» Task statement: Render every line of each item below as a JSON array of strings, one string per line, with blank lines omitted.

==== Data supplied

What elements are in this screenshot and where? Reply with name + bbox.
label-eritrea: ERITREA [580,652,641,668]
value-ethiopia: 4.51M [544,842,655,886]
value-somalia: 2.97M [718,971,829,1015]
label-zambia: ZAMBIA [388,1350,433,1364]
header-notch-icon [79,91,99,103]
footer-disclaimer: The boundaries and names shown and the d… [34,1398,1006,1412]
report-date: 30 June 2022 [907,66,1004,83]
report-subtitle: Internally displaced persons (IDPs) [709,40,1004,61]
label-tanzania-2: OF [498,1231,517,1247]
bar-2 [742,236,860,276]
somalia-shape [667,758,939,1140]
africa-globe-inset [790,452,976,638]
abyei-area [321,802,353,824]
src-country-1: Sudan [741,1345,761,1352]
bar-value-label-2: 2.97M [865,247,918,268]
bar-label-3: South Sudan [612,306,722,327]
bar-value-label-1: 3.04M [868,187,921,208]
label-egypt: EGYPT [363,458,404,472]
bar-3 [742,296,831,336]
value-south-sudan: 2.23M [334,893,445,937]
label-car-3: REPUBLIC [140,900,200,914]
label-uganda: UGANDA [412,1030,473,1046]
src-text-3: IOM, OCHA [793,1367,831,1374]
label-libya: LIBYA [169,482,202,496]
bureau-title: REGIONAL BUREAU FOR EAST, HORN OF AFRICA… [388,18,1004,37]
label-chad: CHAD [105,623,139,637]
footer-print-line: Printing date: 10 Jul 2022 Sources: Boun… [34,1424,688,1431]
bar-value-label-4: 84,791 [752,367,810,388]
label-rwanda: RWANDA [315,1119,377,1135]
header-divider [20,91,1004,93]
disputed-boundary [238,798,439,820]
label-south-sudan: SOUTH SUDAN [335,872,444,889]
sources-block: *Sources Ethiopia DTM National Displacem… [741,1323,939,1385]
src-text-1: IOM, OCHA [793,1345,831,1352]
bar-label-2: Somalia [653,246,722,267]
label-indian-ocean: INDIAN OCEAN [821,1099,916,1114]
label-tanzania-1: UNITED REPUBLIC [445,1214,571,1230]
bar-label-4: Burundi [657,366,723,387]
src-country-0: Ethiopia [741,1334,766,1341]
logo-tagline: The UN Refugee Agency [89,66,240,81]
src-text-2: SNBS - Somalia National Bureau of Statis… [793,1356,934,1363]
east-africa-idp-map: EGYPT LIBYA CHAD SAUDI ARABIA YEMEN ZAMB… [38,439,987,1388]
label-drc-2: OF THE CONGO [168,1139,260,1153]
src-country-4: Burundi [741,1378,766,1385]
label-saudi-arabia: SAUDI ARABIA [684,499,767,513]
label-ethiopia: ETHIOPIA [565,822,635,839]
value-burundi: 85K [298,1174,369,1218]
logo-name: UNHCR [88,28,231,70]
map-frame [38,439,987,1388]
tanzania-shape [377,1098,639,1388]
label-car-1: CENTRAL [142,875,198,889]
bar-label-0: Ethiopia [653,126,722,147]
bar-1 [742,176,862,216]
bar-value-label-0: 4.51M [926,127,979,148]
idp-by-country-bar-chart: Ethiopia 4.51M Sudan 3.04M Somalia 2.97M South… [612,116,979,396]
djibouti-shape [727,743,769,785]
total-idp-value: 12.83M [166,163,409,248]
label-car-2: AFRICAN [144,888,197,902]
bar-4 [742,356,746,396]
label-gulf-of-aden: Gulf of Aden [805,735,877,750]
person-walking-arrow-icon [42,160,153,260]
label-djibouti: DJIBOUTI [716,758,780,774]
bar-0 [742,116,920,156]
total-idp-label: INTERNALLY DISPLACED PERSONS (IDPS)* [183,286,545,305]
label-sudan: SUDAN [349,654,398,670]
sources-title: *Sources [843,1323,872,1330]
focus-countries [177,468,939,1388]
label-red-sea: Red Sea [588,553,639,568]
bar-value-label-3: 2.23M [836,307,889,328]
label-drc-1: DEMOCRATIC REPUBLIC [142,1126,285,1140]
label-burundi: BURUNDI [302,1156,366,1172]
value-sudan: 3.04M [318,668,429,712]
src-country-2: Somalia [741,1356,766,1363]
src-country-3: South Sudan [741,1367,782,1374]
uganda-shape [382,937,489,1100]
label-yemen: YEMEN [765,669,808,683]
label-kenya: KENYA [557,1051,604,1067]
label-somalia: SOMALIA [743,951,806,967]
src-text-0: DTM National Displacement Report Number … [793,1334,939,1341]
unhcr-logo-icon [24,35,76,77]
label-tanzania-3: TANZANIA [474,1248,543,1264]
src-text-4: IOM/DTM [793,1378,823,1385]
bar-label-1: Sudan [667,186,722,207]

========

» Response to this exercise:
[
  "What elements are in this screenshot and where? Reply with name + bbox.",
  "label-eritrea: ERITREA [580,652,641,668]",
  "value-ethiopia: 4.51M [544,842,655,886]",
  "value-somalia: 2.97M [718,971,829,1015]",
  "label-zambia: ZAMBIA [388,1350,433,1364]",
  "header-notch-icon [79,91,99,103]",
  "footer-disclaimer: The boundaries and names shown and the d… [34,1398,1006,1412]",
  "report-date: 30 June 2022 [907,66,1004,83]",
  "report-subtitle: Internally displaced persons (IDPs) [709,40,1004,61]",
  "label-tanzania-2: OF [498,1231,517,1247]",
  "bar-2 [742,236,860,276]",
  "somalia-shape [667,758,939,1140]",
  "africa-globe-inset [790,452,976,638]",
  "abyei-area [321,802,353,824]",
  "src-country-1: Sudan [741,1345,761,1352]",
  "bar-value-label-2: 2.97M [865,247,918,268]",
  "bar-label-3: South Sudan [612,306,722,327]",
  "bar-value-label-1: 3.04M [868,187,921,208]",
  "label-egypt: EGYPT [363,458,404,472]",
  "bar-3 [742,296,831,336]",
  "value-south-sudan: 2.23M [334,893,445,937]",
  "label-car-3: REPUBLIC [140,900,200,914]",
  "label-uganda: UGANDA [412,1030,473,1046]",
  "src-text-3: IOM, OCHA [793,1367,831,1374]",
  "label-libya: LIBYA [169,482,202,496]",
  "bureau-title: REGIONAL BUREAU FOR EAST, HORN OF AFRICA… [388,18,1004,37]",
  "label-chad: CHAD [105,623,139,637]",
  "footer-print-line: Printing date: 10 Jul 2022 Sources: Boun… [34,1424,688,1431]",
  "bar-value-label-4: 84,791 [752,367,810,388]",
  "label-rwanda: RWANDA [315,1119,377,1135]",
  "header-divider [20,91,1004,93]",
  "disputed-boundary [238,798,439,820]",
  "label-south-sudan: SOUTH SUDAN [335,872,444,889]",
  "sources-block: *Sources Ethiopia DTM National Displacem… [741,1323,939,1385]",
  "src-text-1: IOM, OCHA [793,1345,831,1352]",
  "bar-label-2: Somalia [653,246,722,267]",
  "label-indian-ocean: INDIAN OCEAN [821,1099,916,1114]",
  "label-tanzania-1: UNITED REPUBLIC [445,1214,571,1230]",
  "bar-label-4: Burundi [657,366,723,387]",
  "src-country-0: Ethiopia [741,1334,766,1341]",
  "logo-tagline: The UN Refugee Agency [89,66,240,81]",
  "src-text-2: SNBS - Somalia National Bureau of Statis… [793,1356,934,1363]",
  "east-africa-idp-map: EGYPT LIBYA CHAD SAUDI ARABIA YEMEN ZAMB… [38,439,987,1388]",
  "label-drc-2: OF THE CONGO [168,1139,260,1153]",
  "src-country-4: Burundi [741,1378,766,1385]",
  "label-saudi-arabia: SAUDI ARABIA [684,499,767,513]",
  "label-ethiopia: ETHIOPIA [565,822,635,839]",
  "value-burundi: 85K [298,1174,369,1218]",
  "logo-name: UNHCR [88,28,231,70]",
  "map-frame [38,439,987,1388]",
  "tanzania-shape [377,1098,639,1388]",
  "label-car-1: CENTRAL [142,875,198,889]",
  "bar-label-0: Ethiopia [653,126,722,147]",
  "bar-1 [742,176,862,216]",
  "bar-value-label-0: 4.51M [926,127,979,148]",
  "idp-by-country-bar-chart: Ethiopia 4.51M Sudan 3.04M Somalia 2.97M South… [612,116,979,396]",
  "djibouti-shape [727,743,769,785]",
  "total-idp-value: 12.83M [166,163,409,248]",
  "label-car-2: AFRICAN [144,888,197,902]",
  "bar-4 [742,356,746,396]",
  "label-gulf-of-aden: Gulf of Aden [805,735,877,750]",
  "person-walking-arrow-icon [42,160,153,260]",
  "label-djibouti: DJIBOUTI [716,758,780,774]",
  "bar-0 [742,116,920,156]",
  "total-idp-label: INTERNALLY DISPLACED PERSONS (IDPS)* [183,286,545,305]",
  "label-sudan: SUDAN [349,654,398,670]",
  "sources-title: *Sources [843,1323,872,1330]",
  "focus-countries [177,468,939,1388]",
  "label-red-sea: Red Sea [588,553,639,568]",
  "bar-value-label-3: 2.23M [836,307,889,328]",
  "label-drc-1: DEMOCRATIC REPUBLIC [142,1126,285,1140]",
  "label-burundi: BURUNDI [302,1156,366,1172]",
  "value-sudan: 3.04M [318,668,429,712]",
  "src-country-2: Somalia [741,1356,766,1363]",
  "src-country-3: South Sudan [741,1367,782,1374]",
  "uganda-shape [382,937,489,1100]",
  "label-yemen: YEMEN [765,669,808,683]",
  "label-kenya: KENYA [557,1051,604,1067]",
  "label-somalia: SOMALIA [743,951,806,967]",
  "src-text-0: DTM National Displacement Report Number … [793,1334,939,1341]",
  "unhcr-logo-icon [24,35,76,77]",
  "label-tanzania-3: TANZANIA [474,1248,543,1264]",
  "src-text-4: IOM/DTM [793,1378,823,1385]",
  "bar-label-1: Sudan [667,186,722,207]"
]